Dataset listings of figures
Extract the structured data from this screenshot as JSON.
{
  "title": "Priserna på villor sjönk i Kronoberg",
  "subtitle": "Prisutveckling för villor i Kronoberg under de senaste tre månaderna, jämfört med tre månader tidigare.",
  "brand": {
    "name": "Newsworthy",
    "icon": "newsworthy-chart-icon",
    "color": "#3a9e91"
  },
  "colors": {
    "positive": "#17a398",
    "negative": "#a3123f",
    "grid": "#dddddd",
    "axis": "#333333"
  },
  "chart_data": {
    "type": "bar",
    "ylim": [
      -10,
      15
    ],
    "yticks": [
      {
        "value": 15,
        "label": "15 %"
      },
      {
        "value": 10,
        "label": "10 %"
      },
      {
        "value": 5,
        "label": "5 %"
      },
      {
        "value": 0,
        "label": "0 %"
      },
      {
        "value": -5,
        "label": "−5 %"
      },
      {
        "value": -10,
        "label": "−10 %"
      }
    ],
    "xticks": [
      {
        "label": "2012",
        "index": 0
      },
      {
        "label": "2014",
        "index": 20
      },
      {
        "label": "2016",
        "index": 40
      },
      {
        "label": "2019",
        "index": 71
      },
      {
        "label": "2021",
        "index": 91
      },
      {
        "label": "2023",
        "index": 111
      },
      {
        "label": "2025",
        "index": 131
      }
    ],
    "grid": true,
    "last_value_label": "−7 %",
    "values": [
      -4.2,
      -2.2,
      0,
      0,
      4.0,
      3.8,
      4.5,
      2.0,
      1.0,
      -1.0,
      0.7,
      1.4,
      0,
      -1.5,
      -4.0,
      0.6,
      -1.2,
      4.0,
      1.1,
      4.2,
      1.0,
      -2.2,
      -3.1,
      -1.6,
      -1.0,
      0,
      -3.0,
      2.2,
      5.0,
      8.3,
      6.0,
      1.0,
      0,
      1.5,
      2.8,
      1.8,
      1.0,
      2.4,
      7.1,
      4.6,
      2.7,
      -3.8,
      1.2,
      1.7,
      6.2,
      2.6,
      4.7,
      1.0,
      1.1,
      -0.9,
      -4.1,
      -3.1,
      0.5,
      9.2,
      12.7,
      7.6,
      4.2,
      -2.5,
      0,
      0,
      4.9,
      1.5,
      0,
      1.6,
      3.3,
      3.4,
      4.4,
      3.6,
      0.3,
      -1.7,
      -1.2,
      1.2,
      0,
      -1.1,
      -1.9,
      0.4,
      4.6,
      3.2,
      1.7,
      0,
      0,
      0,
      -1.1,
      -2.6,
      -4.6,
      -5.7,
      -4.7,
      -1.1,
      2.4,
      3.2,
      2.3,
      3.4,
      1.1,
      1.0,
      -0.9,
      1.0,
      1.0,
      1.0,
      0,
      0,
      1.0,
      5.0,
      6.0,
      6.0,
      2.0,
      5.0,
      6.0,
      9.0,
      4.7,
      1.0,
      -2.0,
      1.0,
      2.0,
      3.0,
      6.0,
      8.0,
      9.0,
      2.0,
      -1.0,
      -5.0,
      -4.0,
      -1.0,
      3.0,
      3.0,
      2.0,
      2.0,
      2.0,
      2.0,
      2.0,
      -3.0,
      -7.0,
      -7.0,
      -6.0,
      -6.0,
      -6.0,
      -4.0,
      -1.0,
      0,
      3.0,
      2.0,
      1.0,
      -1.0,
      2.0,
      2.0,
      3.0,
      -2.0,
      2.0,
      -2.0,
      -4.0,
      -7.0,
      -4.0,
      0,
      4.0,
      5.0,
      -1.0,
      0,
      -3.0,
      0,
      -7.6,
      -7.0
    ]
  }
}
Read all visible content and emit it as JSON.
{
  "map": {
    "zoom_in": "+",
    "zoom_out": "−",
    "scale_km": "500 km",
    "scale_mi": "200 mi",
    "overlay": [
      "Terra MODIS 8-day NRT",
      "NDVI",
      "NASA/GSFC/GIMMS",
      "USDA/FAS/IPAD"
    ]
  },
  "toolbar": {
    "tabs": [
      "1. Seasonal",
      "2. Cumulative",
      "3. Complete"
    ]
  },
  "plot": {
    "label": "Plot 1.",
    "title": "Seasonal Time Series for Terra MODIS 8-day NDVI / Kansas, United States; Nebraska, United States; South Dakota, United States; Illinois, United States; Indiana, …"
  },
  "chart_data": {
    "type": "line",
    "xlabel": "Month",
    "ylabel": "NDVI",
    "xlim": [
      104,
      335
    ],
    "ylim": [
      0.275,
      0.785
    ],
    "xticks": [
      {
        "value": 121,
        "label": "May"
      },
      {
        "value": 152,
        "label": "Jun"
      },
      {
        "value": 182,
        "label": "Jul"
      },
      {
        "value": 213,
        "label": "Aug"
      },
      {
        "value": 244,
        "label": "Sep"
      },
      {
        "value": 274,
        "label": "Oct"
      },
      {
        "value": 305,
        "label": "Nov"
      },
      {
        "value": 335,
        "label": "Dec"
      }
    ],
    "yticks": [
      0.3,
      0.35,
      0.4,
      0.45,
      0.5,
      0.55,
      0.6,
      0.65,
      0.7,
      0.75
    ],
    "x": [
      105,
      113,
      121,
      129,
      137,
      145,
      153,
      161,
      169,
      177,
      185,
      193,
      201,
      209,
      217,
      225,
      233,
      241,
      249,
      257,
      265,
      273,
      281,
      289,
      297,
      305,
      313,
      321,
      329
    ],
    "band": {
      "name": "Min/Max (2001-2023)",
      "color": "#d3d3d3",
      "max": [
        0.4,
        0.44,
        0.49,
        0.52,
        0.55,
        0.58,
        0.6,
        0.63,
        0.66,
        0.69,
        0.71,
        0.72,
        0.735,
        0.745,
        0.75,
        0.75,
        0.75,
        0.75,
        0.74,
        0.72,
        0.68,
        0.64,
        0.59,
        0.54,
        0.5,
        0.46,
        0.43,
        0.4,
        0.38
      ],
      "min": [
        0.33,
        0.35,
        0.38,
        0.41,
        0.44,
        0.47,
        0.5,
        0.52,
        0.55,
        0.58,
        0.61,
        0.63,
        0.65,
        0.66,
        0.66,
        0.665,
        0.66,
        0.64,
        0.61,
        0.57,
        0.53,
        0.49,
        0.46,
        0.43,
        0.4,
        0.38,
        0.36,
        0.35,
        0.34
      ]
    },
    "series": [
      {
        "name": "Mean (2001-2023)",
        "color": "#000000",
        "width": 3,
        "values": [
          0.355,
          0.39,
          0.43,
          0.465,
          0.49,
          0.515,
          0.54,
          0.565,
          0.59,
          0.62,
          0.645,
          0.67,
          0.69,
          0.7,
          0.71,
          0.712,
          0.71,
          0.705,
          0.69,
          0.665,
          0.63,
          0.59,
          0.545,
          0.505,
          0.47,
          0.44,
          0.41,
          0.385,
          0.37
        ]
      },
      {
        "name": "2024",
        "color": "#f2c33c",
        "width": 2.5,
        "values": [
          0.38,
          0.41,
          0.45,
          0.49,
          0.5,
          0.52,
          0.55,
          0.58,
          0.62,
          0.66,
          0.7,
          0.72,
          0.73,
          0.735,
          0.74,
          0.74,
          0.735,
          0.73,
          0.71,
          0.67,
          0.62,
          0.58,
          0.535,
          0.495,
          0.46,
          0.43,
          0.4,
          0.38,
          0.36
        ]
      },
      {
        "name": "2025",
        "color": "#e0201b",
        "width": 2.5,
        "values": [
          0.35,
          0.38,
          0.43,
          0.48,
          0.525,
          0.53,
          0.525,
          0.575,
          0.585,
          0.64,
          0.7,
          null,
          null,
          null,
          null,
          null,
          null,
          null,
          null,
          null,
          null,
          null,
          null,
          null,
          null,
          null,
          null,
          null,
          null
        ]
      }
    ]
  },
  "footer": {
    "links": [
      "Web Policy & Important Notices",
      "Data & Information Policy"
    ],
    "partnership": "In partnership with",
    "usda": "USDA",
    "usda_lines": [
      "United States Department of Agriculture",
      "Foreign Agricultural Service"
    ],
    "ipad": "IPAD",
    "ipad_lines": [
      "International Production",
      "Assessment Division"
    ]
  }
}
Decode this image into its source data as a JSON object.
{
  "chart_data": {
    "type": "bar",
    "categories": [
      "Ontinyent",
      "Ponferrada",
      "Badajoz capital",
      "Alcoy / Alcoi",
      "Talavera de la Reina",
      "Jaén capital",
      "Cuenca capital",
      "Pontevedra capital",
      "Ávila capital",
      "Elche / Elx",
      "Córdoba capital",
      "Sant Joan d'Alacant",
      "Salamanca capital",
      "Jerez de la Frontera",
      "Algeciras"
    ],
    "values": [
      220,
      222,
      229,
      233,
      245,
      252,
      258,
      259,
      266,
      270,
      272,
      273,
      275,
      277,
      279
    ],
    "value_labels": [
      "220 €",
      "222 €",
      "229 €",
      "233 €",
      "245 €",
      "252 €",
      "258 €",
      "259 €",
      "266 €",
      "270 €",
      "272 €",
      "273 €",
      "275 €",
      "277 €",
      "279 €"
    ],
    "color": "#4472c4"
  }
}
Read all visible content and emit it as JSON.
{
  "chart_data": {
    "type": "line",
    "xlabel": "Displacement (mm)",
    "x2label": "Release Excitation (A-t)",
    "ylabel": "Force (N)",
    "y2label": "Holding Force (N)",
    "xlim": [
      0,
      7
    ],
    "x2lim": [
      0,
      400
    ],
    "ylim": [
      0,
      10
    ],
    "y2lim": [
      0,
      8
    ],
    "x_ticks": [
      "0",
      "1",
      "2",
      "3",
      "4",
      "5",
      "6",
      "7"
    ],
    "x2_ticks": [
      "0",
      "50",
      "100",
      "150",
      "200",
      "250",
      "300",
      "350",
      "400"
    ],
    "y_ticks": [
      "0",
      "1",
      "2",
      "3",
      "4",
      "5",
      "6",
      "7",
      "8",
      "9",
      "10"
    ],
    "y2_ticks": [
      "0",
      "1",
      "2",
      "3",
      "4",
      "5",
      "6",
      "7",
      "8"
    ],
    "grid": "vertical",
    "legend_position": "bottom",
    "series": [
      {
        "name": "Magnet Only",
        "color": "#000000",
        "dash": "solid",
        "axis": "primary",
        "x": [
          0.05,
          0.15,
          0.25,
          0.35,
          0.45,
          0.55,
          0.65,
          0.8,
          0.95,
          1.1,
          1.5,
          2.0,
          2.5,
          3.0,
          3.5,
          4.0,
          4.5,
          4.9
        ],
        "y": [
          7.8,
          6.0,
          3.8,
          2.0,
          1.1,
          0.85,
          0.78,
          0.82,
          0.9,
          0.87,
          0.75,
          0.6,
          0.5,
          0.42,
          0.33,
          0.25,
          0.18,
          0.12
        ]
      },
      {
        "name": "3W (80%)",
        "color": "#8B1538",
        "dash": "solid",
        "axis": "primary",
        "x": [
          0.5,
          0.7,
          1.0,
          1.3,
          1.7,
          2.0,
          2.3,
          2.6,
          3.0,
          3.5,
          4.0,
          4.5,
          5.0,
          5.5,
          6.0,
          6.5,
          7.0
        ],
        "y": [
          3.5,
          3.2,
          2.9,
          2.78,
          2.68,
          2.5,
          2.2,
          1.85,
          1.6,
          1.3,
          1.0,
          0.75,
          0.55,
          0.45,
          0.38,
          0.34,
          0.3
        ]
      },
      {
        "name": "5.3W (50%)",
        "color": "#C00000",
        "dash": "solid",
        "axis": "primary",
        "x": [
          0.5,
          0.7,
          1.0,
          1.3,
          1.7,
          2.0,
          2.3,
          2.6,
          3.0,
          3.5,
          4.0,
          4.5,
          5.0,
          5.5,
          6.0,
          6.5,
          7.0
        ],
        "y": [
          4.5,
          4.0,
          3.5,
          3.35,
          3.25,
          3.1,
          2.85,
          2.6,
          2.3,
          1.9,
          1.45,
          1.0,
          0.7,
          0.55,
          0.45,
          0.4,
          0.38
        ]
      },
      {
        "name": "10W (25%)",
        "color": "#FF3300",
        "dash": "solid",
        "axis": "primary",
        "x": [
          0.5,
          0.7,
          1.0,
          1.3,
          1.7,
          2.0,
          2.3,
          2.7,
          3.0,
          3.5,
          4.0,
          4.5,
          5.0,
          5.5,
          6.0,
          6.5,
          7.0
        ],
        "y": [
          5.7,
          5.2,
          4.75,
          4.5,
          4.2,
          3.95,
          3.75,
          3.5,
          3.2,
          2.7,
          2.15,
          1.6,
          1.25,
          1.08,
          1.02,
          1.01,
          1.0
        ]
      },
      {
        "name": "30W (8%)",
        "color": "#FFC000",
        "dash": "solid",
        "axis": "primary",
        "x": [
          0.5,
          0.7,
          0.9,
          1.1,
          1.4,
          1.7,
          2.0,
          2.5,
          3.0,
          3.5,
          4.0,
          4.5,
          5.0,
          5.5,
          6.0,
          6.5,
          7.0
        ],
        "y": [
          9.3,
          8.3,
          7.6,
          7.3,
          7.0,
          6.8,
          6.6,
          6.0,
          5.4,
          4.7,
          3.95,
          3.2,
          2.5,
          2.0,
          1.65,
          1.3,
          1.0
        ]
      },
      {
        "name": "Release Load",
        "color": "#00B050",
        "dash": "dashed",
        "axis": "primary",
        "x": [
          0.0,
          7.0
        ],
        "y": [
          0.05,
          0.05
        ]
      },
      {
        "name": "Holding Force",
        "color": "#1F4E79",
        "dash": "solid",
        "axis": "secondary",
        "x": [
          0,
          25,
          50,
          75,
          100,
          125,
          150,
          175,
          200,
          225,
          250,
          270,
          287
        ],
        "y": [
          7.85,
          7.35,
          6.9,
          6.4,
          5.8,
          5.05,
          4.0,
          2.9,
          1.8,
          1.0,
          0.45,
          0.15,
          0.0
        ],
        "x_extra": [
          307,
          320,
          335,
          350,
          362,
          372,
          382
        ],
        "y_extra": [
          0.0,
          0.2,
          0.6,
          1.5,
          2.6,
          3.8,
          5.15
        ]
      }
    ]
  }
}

■ **THE REQUEST**: Copy each line from the records above that includes the string "this".

■ **FULL RESPONSE**:
Extract the structured data from this screenshot as JSON.
Decode this image into its source data as a JSON object.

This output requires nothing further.